- **Problem details**:
Go through the records and extract every line with the word "screenshot".

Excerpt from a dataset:
[start]

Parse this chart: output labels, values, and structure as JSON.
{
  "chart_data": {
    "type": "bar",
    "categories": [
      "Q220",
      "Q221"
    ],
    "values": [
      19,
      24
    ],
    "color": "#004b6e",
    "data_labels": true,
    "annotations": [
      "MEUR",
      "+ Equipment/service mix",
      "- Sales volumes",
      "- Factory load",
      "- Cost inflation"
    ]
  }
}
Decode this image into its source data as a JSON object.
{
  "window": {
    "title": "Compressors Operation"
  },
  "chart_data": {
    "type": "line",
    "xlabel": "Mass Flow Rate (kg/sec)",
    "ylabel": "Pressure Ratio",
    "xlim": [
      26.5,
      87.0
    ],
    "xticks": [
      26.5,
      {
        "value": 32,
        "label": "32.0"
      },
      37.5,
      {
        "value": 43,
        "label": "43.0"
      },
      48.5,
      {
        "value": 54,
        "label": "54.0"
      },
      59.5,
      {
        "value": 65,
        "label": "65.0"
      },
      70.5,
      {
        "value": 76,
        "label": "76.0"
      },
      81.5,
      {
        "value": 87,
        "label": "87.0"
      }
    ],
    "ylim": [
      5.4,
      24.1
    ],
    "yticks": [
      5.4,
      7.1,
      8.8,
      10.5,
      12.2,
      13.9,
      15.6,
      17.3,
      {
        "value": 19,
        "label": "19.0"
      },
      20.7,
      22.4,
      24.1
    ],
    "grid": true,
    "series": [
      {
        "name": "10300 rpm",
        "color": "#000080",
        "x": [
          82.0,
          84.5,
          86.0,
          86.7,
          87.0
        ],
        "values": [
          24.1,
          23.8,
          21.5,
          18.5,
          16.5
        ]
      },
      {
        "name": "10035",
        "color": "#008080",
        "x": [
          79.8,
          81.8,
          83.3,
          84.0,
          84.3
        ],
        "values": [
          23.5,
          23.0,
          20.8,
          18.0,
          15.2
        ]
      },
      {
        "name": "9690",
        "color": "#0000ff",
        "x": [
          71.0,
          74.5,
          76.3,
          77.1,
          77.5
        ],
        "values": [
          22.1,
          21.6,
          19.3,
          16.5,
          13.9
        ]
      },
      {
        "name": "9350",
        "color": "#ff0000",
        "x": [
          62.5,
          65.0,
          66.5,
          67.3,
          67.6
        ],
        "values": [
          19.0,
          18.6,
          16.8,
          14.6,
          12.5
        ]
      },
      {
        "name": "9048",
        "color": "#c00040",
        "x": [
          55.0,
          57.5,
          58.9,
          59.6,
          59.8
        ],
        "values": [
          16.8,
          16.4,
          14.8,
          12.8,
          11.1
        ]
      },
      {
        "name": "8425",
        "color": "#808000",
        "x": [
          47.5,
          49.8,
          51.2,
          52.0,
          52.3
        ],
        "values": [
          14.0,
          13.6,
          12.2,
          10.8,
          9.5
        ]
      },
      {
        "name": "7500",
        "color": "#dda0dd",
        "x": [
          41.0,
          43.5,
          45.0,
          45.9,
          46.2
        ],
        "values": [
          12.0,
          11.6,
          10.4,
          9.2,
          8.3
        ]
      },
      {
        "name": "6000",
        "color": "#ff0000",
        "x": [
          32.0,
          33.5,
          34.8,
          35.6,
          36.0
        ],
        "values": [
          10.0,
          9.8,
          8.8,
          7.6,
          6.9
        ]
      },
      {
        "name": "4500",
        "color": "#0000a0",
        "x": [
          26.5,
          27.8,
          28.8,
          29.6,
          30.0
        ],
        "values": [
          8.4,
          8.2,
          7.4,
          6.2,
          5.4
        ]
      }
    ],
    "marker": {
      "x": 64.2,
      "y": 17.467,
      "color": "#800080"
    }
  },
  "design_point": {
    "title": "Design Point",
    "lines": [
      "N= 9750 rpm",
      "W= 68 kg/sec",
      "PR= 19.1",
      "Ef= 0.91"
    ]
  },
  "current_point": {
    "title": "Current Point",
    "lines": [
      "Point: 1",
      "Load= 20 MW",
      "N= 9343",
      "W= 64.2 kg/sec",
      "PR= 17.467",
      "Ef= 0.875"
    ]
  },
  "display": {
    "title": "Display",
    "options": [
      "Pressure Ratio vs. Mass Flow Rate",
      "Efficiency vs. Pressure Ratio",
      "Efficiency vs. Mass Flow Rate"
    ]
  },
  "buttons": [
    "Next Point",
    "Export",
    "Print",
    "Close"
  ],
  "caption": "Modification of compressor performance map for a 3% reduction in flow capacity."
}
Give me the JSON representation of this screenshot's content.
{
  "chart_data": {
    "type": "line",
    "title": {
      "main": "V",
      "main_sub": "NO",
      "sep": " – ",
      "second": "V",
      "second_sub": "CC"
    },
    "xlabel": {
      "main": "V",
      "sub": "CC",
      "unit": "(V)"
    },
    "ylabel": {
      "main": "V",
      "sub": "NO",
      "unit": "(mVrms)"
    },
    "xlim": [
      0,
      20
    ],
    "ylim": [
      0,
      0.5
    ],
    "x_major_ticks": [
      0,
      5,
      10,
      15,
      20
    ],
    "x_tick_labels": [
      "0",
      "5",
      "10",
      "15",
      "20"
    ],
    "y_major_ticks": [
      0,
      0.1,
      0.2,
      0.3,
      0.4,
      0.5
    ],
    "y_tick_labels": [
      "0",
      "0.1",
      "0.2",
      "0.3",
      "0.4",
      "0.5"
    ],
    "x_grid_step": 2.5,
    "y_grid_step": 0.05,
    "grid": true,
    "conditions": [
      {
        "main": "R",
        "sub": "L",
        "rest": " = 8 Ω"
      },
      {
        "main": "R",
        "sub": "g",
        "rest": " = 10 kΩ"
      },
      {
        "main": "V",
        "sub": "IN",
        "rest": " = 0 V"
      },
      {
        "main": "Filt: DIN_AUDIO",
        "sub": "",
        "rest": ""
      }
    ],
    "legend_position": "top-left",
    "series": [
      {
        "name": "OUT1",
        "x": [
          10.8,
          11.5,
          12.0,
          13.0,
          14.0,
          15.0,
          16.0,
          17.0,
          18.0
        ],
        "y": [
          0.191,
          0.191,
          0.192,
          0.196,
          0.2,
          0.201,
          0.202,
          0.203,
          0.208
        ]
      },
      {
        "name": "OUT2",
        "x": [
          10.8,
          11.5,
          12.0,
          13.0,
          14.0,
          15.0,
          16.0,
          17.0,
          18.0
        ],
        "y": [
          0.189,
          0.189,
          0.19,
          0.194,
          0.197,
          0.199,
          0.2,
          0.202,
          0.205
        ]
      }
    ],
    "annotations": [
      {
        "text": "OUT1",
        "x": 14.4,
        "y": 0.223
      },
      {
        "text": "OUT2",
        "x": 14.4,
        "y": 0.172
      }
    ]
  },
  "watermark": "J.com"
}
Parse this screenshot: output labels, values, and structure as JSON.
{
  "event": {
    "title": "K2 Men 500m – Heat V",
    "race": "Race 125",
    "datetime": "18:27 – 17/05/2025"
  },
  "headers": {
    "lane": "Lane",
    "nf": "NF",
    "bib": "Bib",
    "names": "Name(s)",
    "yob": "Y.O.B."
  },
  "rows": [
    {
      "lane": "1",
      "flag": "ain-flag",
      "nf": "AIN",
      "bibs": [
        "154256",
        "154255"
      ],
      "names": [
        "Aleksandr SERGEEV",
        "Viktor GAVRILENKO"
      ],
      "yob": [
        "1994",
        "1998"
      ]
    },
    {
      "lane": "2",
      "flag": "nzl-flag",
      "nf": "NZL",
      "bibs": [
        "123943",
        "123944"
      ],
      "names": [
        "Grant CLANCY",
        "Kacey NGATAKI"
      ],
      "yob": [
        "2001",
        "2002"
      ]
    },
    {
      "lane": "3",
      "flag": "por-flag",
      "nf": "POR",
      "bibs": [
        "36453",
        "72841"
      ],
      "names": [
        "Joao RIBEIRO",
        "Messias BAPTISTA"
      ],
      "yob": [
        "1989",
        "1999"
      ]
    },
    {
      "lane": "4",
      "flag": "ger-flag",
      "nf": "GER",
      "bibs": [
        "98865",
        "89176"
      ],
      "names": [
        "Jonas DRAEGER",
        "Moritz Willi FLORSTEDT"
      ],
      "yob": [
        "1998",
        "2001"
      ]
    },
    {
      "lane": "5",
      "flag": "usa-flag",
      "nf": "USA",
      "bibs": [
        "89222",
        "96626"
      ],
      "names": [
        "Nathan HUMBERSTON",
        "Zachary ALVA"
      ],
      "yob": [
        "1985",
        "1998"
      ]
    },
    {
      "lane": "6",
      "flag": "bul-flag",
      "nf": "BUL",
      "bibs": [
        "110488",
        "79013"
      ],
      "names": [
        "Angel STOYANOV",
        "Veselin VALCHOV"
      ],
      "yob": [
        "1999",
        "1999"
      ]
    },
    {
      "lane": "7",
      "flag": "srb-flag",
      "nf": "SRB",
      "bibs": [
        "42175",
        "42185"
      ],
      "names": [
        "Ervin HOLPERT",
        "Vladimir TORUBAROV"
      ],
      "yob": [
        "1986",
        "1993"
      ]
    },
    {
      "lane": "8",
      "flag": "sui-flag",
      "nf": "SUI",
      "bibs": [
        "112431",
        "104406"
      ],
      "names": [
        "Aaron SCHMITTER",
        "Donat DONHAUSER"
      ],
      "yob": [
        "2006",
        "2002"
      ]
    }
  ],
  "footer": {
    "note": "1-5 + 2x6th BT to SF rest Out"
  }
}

[end]

- **Task response**:
Give me the JSON representation of this screenshot's content.
Parse this screenshot: output labels, values, and structure as JSON.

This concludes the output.